> [Stated task]: Return all lines below containing the word "content".

> [Excerpted records]:
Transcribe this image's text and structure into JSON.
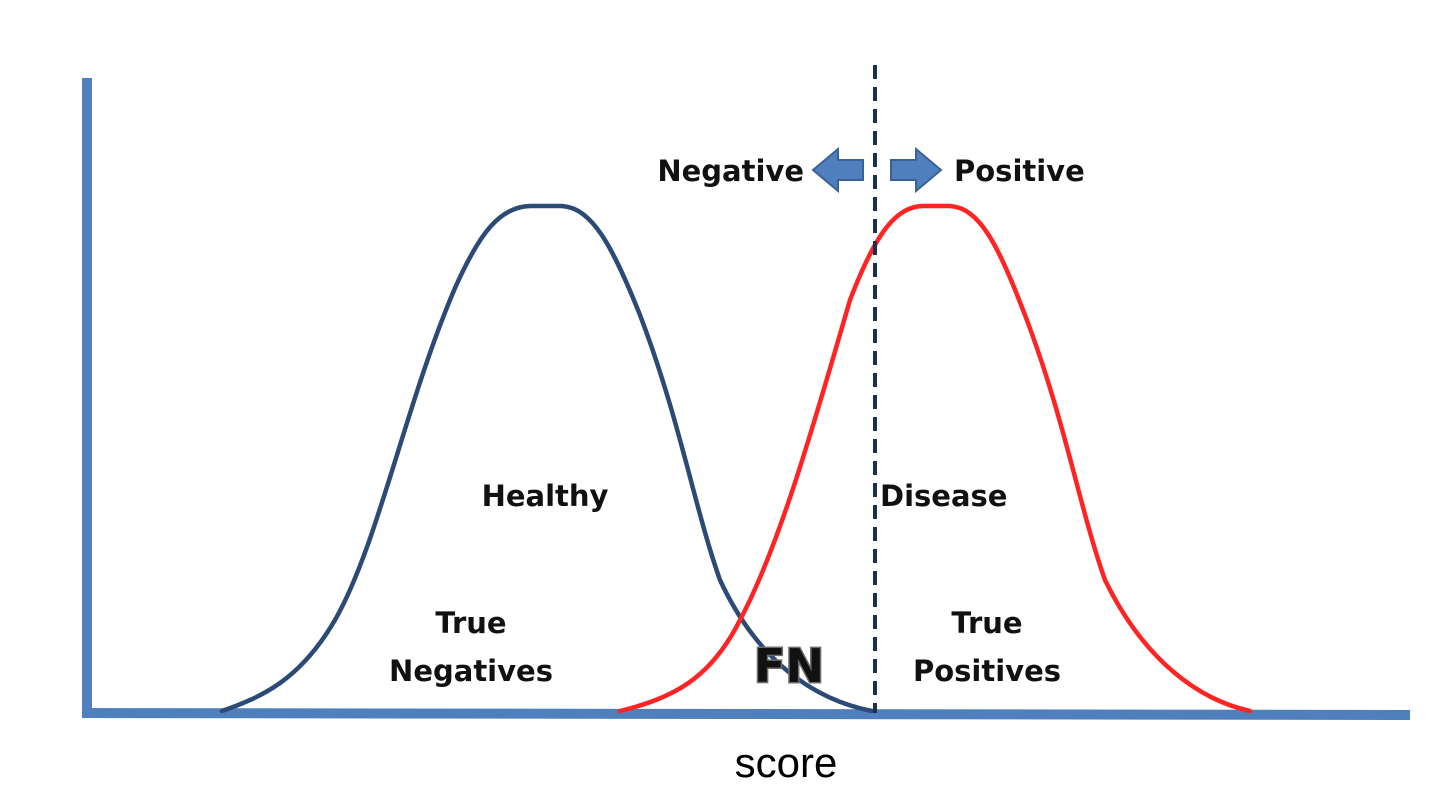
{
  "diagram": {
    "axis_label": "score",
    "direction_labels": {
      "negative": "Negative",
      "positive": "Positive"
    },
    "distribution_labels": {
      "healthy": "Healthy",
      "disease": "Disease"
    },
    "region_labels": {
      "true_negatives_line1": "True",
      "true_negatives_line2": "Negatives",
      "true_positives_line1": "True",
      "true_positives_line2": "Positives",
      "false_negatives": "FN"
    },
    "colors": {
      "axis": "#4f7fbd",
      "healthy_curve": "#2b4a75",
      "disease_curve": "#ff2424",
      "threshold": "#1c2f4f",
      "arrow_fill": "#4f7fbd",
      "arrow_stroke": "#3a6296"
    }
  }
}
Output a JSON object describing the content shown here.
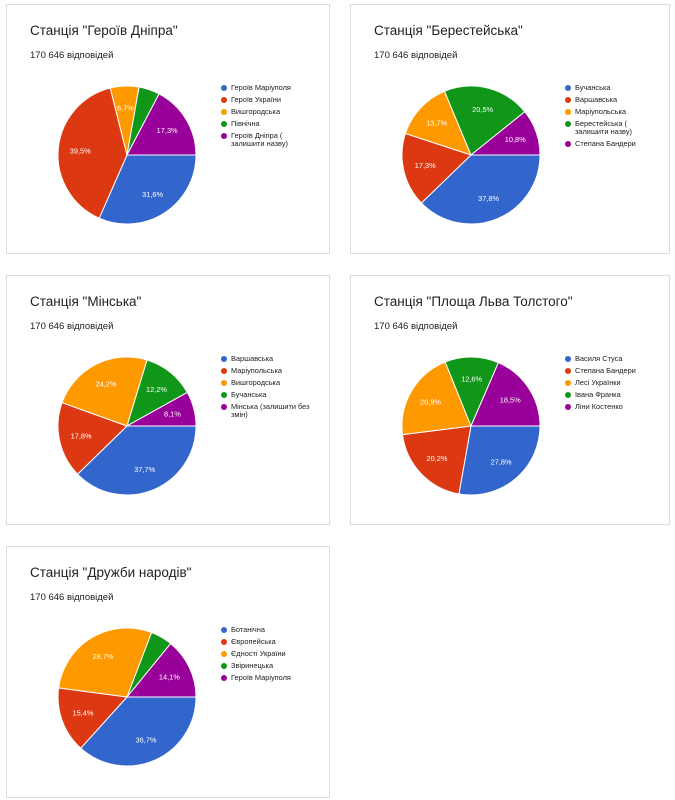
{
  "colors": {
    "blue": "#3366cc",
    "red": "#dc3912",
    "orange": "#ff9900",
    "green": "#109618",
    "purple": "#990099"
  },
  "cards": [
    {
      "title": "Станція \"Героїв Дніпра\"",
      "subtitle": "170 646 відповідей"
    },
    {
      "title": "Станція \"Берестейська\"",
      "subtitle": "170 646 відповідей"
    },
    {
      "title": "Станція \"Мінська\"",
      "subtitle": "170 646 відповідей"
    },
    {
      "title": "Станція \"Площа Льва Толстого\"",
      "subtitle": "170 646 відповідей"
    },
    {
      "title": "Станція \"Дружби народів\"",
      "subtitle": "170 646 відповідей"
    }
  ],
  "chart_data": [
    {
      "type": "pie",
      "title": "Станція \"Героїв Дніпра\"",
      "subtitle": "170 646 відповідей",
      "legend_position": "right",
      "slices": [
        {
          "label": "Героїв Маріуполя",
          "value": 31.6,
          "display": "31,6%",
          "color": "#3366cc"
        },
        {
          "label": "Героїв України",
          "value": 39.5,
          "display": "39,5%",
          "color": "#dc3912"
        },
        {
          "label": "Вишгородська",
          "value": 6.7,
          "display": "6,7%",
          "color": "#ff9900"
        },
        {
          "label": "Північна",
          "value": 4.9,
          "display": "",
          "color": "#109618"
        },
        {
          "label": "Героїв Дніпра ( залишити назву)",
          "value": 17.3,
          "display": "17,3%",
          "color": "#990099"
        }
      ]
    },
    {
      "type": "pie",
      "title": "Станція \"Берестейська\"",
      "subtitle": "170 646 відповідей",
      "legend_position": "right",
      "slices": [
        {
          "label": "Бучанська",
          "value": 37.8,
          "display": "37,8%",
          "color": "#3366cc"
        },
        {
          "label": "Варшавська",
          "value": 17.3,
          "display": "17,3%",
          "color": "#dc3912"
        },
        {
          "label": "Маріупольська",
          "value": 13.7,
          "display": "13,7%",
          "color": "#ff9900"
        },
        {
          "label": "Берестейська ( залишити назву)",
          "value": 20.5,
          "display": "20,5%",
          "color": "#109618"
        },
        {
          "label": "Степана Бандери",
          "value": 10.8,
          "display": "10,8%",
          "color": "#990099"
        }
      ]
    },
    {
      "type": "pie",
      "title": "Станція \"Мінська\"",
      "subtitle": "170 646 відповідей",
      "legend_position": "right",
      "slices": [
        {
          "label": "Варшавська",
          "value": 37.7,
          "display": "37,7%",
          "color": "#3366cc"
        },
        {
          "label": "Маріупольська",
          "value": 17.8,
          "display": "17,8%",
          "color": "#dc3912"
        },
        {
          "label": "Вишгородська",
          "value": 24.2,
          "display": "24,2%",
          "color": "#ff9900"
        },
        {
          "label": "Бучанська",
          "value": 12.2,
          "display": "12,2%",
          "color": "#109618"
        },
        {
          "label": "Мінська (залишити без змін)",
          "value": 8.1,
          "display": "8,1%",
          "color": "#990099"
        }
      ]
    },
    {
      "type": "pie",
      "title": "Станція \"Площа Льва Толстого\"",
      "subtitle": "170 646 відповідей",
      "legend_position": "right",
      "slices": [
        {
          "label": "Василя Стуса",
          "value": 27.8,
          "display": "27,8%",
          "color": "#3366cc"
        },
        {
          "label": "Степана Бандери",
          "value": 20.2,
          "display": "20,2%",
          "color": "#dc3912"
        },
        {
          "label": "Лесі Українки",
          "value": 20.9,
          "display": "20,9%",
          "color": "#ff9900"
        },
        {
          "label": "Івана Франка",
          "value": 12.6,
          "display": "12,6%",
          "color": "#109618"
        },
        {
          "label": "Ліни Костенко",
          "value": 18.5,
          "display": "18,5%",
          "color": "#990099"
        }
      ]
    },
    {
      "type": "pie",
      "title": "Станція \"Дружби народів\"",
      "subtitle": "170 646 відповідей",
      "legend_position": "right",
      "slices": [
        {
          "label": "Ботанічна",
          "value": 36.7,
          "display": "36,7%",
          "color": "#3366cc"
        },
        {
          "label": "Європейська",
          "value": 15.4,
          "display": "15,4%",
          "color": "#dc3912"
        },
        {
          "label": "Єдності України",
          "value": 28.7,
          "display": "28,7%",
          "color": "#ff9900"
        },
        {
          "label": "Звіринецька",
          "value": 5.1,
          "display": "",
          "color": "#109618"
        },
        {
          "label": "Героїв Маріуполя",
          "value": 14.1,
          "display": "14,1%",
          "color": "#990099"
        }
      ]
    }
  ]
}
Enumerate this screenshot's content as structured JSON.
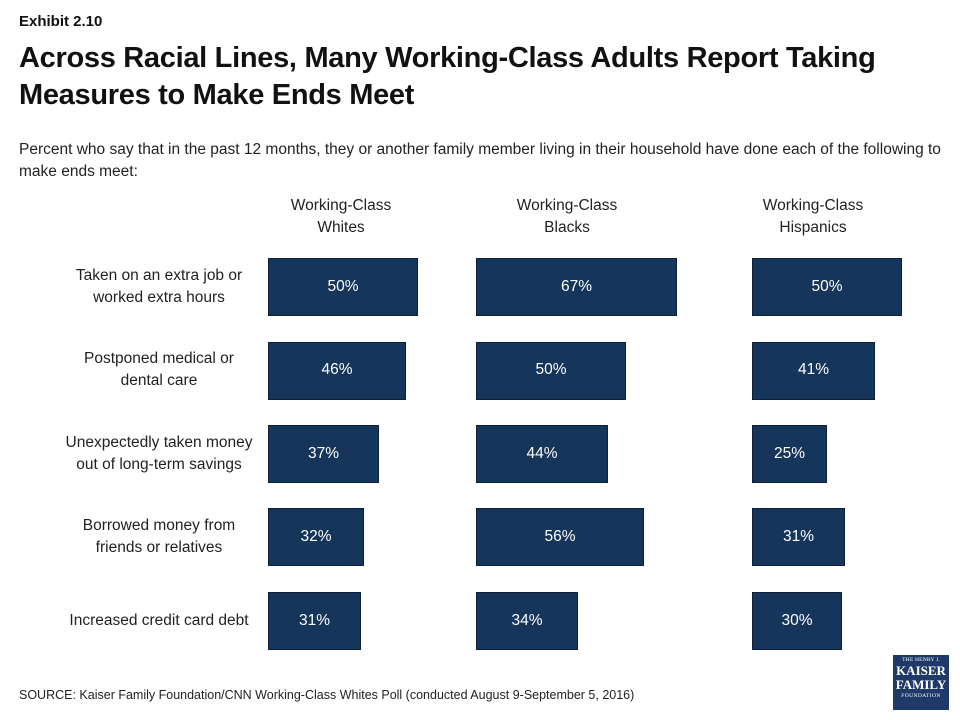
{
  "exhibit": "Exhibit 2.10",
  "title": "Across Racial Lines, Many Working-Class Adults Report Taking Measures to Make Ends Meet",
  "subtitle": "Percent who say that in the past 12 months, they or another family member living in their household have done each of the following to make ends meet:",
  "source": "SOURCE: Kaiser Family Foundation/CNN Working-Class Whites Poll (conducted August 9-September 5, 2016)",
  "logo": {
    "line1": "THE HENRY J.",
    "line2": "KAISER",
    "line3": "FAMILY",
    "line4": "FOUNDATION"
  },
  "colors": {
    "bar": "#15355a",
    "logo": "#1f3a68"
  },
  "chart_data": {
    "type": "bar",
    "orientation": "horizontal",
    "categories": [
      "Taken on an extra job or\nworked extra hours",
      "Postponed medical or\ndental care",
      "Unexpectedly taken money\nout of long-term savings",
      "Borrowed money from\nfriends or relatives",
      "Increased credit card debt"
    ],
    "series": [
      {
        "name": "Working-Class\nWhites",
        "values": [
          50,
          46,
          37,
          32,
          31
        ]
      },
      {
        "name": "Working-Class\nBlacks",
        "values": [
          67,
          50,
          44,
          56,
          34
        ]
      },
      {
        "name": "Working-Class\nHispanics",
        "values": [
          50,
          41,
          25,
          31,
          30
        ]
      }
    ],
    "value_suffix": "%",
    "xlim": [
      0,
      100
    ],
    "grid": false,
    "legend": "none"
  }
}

> [Result]:
Output a JSON object describing the content shown here.
Enumerate this screenshot's content as structured JSON.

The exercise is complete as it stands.